> **Raw data**
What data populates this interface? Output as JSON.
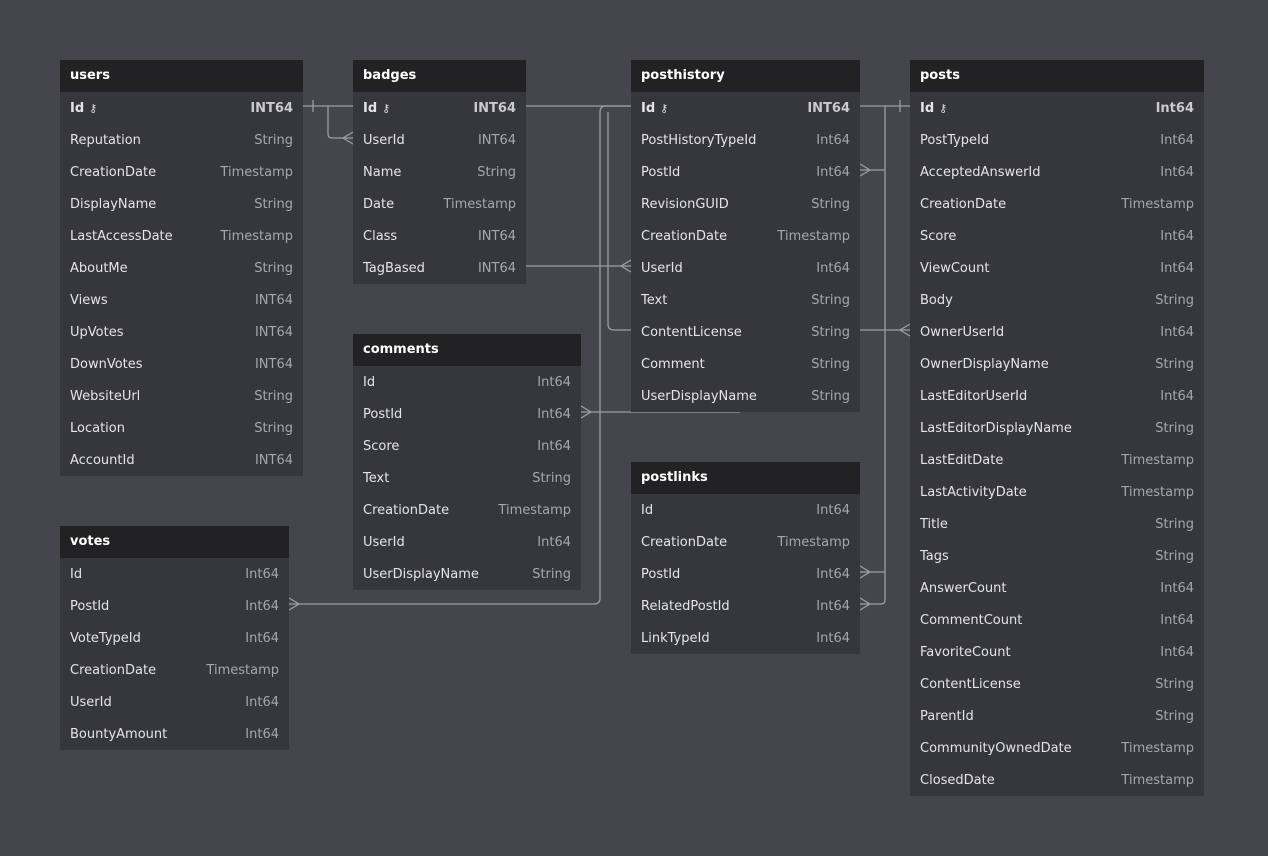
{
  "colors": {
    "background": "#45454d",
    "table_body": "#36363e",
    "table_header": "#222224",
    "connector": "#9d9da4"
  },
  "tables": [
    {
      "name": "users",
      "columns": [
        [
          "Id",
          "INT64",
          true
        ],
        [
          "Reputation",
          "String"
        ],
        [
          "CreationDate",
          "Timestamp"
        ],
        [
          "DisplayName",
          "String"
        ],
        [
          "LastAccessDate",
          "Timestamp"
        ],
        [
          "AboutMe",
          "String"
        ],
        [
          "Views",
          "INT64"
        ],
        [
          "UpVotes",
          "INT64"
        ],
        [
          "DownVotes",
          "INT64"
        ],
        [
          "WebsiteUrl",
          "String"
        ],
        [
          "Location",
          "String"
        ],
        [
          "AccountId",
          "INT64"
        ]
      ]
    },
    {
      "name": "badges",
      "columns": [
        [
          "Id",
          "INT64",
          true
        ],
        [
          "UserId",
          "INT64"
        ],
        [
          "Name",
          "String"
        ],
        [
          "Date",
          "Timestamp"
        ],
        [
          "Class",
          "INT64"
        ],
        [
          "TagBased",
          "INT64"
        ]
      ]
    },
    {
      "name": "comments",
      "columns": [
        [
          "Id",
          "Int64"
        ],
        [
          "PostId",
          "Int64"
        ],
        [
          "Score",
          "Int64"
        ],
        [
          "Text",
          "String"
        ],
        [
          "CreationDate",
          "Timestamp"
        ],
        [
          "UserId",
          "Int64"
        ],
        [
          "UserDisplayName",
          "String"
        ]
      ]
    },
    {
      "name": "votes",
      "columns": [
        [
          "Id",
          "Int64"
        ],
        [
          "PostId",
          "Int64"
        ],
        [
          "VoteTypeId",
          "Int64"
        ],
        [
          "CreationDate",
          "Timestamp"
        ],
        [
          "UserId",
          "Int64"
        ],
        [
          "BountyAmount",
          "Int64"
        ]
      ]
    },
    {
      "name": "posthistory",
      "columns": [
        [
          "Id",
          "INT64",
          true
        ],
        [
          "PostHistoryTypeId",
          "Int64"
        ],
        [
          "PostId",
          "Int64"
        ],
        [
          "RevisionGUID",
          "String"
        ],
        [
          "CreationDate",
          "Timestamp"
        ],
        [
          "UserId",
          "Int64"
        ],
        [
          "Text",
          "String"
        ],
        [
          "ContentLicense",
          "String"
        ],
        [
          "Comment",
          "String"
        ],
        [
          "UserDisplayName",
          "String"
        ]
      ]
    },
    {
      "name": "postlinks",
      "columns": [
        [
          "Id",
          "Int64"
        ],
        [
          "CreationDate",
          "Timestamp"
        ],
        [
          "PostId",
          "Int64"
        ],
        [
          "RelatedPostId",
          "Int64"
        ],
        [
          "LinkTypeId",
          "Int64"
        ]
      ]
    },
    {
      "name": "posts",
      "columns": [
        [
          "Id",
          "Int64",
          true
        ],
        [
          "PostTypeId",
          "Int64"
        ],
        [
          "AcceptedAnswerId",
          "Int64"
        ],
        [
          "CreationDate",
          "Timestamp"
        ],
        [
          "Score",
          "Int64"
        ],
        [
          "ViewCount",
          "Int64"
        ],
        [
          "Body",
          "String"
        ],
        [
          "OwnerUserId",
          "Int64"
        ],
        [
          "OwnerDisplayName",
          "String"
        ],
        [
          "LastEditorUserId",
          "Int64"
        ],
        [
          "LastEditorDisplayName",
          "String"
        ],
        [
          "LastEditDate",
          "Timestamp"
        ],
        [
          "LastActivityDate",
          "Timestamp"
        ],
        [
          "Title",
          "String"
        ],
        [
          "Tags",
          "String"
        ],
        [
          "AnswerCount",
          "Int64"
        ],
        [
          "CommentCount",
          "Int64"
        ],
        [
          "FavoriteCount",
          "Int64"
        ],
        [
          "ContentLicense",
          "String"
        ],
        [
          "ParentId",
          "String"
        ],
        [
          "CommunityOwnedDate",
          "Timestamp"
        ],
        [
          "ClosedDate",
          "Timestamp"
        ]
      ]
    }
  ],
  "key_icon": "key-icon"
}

> **What to produce**
Pictures don't belong in the copy. Transcribe every record exactly as it appears.

> **Written answer**
What data populates this interface? Output as JSON.
{
  "colors": {
    "background": "#45454d",
    "table_body": "#36363e",
    "table_header": "#222224",
    "connector": "#9d9da4"
  },
  "tables": [
    {
      "name": "users",
      "columns": [
        [
          "Id",
          "INT64",
          true
        ],
        [
          "Reputation",
          "String"
        ],
        [
          "CreationDate",
          "Timestamp"
        ],
        [
          "DisplayName",
          "String"
        ],
        [
          "LastAccessDate",
          "Timestamp"
        ],
        [
          "AboutMe",
          "String"
        ],
        [
          "Views",
          "INT64"
        ],
        [
          "UpVotes",
          "INT64"
        ],
        [
          "DownVotes",
          "INT64"
        ],
        [
          "WebsiteUrl",
          "String"
        ],
        [
          "Location",
          "String"
        ],
        [
          "AccountId",
          "INT64"
        ]
      ]
    },
    {
      "name": "badges",
      "columns": [
        [
          "Id",
          "INT64",
          true
        ],
        [
          "UserId",
          "INT64"
        ],
        [
          "Name",
          "String"
        ],
        [
          "Date",
          "Timestamp"
        ],
        [
          "Class",
          "INT64"
        ],
        [
          "TagBased",
          "INT64"
        ]
      ]
    },
    {
      "name": "comments",
      "columns": [
        [
          "Id",
          "Int64"
        ],
        [
          "PostId",
          "Int64"
        ],
        [
          "Score",
          "Int64"
        ],
        [
          "Text",
          "String"
        ],
        [
          "CreationDate",
          "Timestamp"
        ],
        [
          "UserId",
          "Int64"
        ],
        [
          "UserDisplayName",
          "String"
        ]
      ]
    },
    {
      "name": "votes",
      "columns": [
        [
          "Id",
          "Int64"
        ],
        [
          "PostId",
          "Int64"
        ],
        [
          "VoteTypeId",
          "Int64"
        ],
        [
          "CreationDate",
          "Timestamp"
        ],
        [
          "UserId",
          "Int64"
        ],
        [
          "BountyAmount",
          "Int64"
        ]
      ]
    },
    {
      "name": "posthistory",
      "columns": [
        [
          "Id",
          "INT64",
          true
        ],
        [
          "PostHistoryTypeId",
          "Int64"
        ],
        [
          "PostId",
          "Int64"
        ],
        [
          "RevisionGUID",
          "String"
        ],
        [
          "CreationDate",
          "Timestamp"
        ],
        [
          "UserId",
          "Int64"
        ],
        [
          "Text",
          "String"
        ],
        [
          "ContentLicense",
          "String"
        ],
        [
          "Comment",
          "String"
        ],
        [
          "UserDisplayName",
          "String"
        ]
      ]
    },
    {
      "name": "postlinks",
      "columns": [
        [
          "Id",
          "Int64"
        ],
        [
          "CreationDate",
          "Timestamp"
        ],
        [
          "PostId",
          "Int64"
        ],
        [
          "RelatedPostId",
          "Int64"
        ],
        [
          "LinkTypeId",
          "Int64"
        ]
      ]
    },
    {
      "name": "posts",
      "columns": [
        [
          "Id",
          "Int64",
          true
        ],
        [
          "PostTypeId",
          "Int64"
        ],
        [
          "AcceptedAnswerId",
          "Int64"
        ],
        [
          "CreationDate",
          "Timestamp"
        ],
        [
          "Score",
          "Int64"
        ],
        [
          "ViewCount",
          "Int64"
        ],
        [
          "Body",
          "String"
        ],
        [
          "OwnerUserId",
          "Int64"
        ],
        [
          "OwnerDisplayName",
          "String"
        ],
        [
          "LastEditorUserId",
          "Int64"
        ],
        [
          "LastEditorDisplayName",
          "String"
        ],
        [
          "LastEditDate",
          "Timestamp"
        ],
        [
          "LastActivityDate",
          "Timestamp"
        ],
        [
          "Title",
          "String"
        ],
        [
          "Tags",
          "String"
        ],
        [
          "AnswerCount",
          "Int64"
        ],
        [
          "CommentCount",
          "Int64"
        ],
        [
          "FavoriteCount",
          "Int64"
        ],
        [
          "ContentLicense",
          "String"
        ],
        [
          "ParentId",
          "String"
        ],
        [
          "CommunityOwnedDate",
          "Timestamp"
        ],
        [
          "ClosedDate",
          "Timestamp"
        ]
      ]
    }
  ],
  "key_icon": "key-icon"
}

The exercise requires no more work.